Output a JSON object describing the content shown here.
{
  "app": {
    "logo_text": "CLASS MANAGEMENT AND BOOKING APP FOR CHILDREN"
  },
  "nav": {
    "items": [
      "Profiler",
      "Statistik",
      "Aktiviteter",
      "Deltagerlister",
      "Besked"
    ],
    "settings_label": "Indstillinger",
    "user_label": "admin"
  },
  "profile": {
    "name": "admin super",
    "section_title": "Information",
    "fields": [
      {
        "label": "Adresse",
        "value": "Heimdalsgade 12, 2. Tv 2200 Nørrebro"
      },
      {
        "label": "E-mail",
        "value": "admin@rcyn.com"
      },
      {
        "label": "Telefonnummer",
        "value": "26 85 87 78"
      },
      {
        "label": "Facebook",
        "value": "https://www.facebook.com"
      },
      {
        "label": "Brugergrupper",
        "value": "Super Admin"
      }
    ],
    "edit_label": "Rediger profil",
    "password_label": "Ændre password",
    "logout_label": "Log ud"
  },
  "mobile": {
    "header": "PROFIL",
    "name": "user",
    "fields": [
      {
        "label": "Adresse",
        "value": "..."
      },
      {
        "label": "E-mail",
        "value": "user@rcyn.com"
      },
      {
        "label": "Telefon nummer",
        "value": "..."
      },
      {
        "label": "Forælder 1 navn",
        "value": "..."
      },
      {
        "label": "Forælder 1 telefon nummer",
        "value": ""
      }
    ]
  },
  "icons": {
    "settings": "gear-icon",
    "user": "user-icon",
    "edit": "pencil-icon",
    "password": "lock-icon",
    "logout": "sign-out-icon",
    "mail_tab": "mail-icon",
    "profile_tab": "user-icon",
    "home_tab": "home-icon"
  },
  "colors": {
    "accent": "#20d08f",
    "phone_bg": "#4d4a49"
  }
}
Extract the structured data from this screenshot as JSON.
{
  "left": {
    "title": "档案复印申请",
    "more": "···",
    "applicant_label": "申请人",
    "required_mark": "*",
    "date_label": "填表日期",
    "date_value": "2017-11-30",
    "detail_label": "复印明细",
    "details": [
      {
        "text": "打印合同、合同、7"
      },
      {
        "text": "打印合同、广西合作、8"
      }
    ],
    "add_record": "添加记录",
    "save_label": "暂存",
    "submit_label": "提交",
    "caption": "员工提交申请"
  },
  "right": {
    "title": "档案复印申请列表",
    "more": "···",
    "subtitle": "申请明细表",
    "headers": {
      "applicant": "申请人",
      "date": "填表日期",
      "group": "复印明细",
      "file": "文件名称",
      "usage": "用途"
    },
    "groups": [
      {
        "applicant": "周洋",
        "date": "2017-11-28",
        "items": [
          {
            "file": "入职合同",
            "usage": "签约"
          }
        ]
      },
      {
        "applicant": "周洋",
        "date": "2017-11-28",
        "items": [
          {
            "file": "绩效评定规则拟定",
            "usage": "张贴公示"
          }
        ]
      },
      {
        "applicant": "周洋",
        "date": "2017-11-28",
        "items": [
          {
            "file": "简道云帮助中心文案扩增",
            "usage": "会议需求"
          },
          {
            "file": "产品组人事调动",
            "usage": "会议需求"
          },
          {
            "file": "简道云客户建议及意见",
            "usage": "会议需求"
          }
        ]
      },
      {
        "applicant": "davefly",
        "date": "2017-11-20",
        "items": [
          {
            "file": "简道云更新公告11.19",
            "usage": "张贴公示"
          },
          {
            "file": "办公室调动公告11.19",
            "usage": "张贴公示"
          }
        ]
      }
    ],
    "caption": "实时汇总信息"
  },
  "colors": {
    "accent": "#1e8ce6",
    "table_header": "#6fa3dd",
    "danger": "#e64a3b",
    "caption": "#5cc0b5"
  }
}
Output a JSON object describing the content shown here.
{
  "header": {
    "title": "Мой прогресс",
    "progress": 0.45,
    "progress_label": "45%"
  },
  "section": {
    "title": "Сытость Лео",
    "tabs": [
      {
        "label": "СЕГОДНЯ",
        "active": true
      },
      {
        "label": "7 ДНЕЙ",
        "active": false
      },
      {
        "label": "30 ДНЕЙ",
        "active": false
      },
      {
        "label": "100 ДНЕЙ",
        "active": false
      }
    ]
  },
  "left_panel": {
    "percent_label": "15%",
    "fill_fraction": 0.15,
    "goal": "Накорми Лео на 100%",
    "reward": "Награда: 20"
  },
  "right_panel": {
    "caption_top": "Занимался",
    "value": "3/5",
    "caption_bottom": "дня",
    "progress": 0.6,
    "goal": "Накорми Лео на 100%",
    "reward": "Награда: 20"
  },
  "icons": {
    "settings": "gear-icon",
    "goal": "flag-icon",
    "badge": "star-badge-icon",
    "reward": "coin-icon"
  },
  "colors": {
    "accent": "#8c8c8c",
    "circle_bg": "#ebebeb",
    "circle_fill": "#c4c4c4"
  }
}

————

**What needs to be done:** Write out every line of the material again, exactly as it reads.

**Solution to this task:**
Output a JSON object describing the content shown here.
{
  "app": {
    "logo_text": "CLASS MANAGEMENT AND BOOKING APP FOR CHILDREN"
  },
  "nav": {
    "items": [
      "Profiler",
      "Statistik",
      "Aktiviteter",
      "Deltagerlister",
      "Besked"
    ],
    "settings_label": "Indstillinger",
    "user_label": "admin"
  },
  "profile": {
    "name": "admin super",
    "section_title": "Information",
    "fields": [
      {
        "label": "Adresse",
        "value": "Heimdalsgade 12, 2. Tv 2200 Nørrebro"
      },
      {
        "label": "E-mail",
        "value": "admin@rcyn.com"
      },
      {
        "label": "Telefonnummer",
        "value": "26 85 87 78"
      },
      {
        "label": "Facebook",
        "value": "https://www.facebook.com"
      },
      {
        "label": "Brugergrupper",
        "value": "Super Admin"
      }
    ],
    "edit_label": "Rediger profil",
    "password_label": "Ændre password",
    "logout_label": "Log ud"
  },
  "mobile": {
    "header": "PROFIL",
    "name": "user",
    "fields": [
      {
        "label": "Adresse",
        "value": "..."
      },
      {
        "label": "E-mail",
        "value": "user@rcyn.com"
      },
      {
        "label": "Telefon nummer",
        "value": "..."
      },
      {
        "label": "Forælder 1 navn",
        "value": "..."
      },
      {
        "label": "Forælder 1 telefon nummer",
        "value": ""
      }
    ]
  },
  "icons": {
    "settings": "gear-icon",
    "user": "user-icon",
    "edit": "pencil-icon",
    "password": "lock-icon",
    "logout": "sign-out-icon",
    "mail_tab": "mail-icon",
    "profile_tab": "user-icon",
    "home_tab": "home-icon"
  },
  "colors": {
    "accent": "#20d08f",
    "phone_bg": "#4d4a49"
  }
}
Extract the structured data from this screenshot as JSON.
{
  "left": {
    "title": "档案复印申请",
    "more": "···",
    "applicant_label": "申请人",
    "required_mark": "*",
    "date_label": "填表日期",
    "date_value": "2017-11-30",
    "detail_label": "复印明细",
    "details": [
      {
        "text": "打印合同、合同、7"
      },
      {
        "text": "打印合同、广西合作、8"
      }
    ],
    "add_record": "添加记录",
    "save_label": "暂存",
    "submit_label": "提交",
    "caption": "员工提交申请"
  },
  "right": {
    "title": "档案复印申请列表",
    "more": "···",
    "subtitle": "申请明细表",
    "headers": {
      "applicant": "申请人",
      "date": "填表日期",
      "group": "复印明细",
      "file": "文件名称",
      "usage": "用途"
    },
    "groups": [
      {
        "applicant": "周洋",
        "date": "2017-11-28",
        "items": [
          {
            "file": "入职合同",
            "usage": "签约"
          }
        ]
      },
      {
        "applicant": "周洋",
        "date": "2017-11-28",
        "items": [
          {
            "file": "绩效评定规则拟定",
            "usage": "张贴公示"
          }
        ]
      },
      {
        "applicant": "周洋",
        "date": "2017-11-28",
        "items": [
          {
            "file": "简道云帮助中心文案扩增",
            "usage": "会议需求"
          },
          {
            "file": "产品组人事调动",
            "usage": "会议需求"
          },
          {
            "file": "简道云客户建议及意见",
            "usage": "会议需求"
          }
        ]
      },
      {
        "applicant": "davefly",
        "date": "2017-11-20",
        "items": [
          {
            "file": "简道云更新公告11.19",
            "usage": "张贴公示"
          },
          {
            "file": "办公室调动公告11.19",
            "usage": "张贴公示"
          }
        ]
      }
    ],
    "caption": "实时汇总信息"
  },
  "colors": {
    "accent": "#1e8ce6",
    "table_header": "#6fa3dd",
    "danger": "#e64a3b",
    "caption": "#5cc0b5"
  }
}
Output a JSON object describing the content shown here.
{
  "header": {
    "title": "Мой прогресс",
    "progress": 0.45,
    "progress_label": "45%"
  },
  "section": {
    "title": "Сытость Лео",
    "tabs": [
      {
        "label": "СЕГОДНЯ",
        "active": true
      },
      {
        "label": "7 ДНЕЙ",
        "active": false
      },
      {
        "label": "30 ДНЕЙ",
        "active": false
      },
      {
        "label": "100 ДНЕЙ",
        "active": false
      }
    ]
  },
  "left_panel": {
    "percent_label": "15%",
    "fill_fraction": 0.15,
    "goal": "Накорми Лео на 100%",
    "reward": "Награда: 20"
  },
  "right_panel": {
    "caption_top": "Занимался",
    "value": "3/5",
    "caption_bottom": "дня",
    "progress": 0.6,
    "goal": "Накорми Лео на 100%",
    "reward": "Награда: 20"
  },
  "icons": {
    "settings": "gear-icon",
    "goal": "flag-icon",
    "badge": "star-badge-icon",
    "reward": "coin-icon"
  },
  "colors": {
    "accent": "#8c8c8c",
    "circle_bg": "#ebebeb",
    "circle_fill": "#c4c4c4"
  }
}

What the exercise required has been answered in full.